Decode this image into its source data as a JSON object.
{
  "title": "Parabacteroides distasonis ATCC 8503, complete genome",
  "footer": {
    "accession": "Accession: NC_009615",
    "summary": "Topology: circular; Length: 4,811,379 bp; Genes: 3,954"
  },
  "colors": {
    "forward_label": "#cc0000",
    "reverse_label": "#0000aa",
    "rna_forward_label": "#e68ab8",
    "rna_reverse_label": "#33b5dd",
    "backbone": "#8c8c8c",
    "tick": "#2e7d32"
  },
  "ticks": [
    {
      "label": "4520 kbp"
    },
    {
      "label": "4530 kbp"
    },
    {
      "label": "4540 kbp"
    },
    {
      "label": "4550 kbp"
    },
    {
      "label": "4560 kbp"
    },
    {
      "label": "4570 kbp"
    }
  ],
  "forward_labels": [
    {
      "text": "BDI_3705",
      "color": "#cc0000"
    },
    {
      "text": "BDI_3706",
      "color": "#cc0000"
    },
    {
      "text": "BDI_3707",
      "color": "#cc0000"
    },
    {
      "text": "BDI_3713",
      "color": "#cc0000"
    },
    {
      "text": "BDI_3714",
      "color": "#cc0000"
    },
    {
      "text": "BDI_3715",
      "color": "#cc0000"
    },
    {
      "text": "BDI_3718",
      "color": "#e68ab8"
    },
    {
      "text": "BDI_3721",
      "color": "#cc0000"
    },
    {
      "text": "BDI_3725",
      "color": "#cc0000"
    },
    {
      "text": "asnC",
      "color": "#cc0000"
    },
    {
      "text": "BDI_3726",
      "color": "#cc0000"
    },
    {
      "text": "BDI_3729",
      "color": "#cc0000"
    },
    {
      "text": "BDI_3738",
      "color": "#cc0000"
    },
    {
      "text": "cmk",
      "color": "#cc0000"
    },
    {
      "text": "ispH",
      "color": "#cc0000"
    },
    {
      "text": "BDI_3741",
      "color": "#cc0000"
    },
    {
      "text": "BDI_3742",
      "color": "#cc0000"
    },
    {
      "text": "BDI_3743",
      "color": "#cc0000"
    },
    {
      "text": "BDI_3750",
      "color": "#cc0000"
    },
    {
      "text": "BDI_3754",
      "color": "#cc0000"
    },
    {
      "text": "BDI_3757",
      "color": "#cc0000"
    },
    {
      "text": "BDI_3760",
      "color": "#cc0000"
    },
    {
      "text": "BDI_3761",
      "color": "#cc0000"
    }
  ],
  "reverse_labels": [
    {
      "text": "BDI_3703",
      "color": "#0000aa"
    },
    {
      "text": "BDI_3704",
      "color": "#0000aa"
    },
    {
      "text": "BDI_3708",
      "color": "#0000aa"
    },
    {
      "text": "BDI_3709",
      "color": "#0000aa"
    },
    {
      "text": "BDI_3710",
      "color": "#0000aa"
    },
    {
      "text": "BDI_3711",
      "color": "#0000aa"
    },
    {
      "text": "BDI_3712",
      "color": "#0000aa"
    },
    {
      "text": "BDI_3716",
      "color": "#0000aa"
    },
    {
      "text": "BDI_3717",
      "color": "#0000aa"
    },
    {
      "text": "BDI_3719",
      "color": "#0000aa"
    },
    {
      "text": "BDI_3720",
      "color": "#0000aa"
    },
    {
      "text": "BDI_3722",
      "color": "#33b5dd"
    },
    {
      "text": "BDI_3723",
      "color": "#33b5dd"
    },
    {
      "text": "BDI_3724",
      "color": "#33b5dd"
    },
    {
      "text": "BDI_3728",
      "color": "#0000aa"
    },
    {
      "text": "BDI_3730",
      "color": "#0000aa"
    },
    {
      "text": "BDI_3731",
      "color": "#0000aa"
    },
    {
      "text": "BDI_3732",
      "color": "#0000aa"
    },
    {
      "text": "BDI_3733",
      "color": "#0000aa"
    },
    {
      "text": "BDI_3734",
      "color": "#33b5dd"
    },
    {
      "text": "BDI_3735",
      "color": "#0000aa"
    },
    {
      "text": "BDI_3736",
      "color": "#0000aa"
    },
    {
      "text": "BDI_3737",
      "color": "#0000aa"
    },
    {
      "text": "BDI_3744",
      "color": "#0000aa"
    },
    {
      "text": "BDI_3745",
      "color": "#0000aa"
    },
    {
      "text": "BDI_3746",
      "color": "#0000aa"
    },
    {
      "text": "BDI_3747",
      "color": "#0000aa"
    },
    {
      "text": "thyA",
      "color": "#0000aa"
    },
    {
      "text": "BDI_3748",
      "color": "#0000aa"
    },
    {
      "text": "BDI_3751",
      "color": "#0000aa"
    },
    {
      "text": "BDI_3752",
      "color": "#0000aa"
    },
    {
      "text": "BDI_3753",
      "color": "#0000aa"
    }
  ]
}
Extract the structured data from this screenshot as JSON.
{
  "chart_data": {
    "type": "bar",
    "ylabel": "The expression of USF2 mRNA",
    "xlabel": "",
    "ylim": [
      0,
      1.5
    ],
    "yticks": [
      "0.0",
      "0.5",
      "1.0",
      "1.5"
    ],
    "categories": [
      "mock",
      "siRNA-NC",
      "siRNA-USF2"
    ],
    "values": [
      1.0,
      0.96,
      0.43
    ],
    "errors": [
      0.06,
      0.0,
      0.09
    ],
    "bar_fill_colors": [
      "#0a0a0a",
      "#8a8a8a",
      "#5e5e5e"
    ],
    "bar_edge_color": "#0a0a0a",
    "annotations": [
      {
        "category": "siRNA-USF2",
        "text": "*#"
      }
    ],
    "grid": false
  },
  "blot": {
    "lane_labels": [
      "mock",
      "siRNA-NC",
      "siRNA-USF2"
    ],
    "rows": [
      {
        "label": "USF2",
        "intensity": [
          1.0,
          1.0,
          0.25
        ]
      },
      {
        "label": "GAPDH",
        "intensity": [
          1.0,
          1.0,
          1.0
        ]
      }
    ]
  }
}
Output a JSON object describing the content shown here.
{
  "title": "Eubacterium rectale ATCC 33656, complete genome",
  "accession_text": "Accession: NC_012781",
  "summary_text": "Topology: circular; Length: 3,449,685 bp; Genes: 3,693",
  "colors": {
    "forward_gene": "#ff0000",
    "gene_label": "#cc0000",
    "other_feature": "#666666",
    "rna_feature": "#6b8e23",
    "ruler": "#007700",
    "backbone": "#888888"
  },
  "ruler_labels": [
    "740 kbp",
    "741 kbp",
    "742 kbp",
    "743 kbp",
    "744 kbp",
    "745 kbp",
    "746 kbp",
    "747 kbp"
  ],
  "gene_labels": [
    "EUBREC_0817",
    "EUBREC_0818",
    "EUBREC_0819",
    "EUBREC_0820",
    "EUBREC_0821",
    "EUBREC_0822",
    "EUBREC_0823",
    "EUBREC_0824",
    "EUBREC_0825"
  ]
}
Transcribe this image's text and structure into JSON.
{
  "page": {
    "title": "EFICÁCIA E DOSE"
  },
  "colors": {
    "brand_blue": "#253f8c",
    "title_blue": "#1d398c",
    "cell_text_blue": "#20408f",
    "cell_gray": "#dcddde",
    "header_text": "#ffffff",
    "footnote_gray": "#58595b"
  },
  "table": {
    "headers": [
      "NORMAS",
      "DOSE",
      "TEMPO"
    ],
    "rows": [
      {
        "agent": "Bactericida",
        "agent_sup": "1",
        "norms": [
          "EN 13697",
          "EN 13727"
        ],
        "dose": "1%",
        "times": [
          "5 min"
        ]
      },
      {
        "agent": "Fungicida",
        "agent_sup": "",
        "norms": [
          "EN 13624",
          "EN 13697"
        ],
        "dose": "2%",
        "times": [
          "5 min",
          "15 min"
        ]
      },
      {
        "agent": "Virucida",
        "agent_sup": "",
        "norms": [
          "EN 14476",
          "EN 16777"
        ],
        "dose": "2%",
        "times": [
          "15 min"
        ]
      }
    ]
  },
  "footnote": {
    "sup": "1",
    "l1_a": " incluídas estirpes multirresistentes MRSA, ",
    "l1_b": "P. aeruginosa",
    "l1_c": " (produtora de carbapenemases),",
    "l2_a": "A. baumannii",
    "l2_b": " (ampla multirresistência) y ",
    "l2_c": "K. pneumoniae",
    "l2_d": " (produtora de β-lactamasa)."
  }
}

= = = =

EXERCISE BRIEF » The answer must be a single number: how many lines above contain "circular".

RESULT OF THIS TASK » 2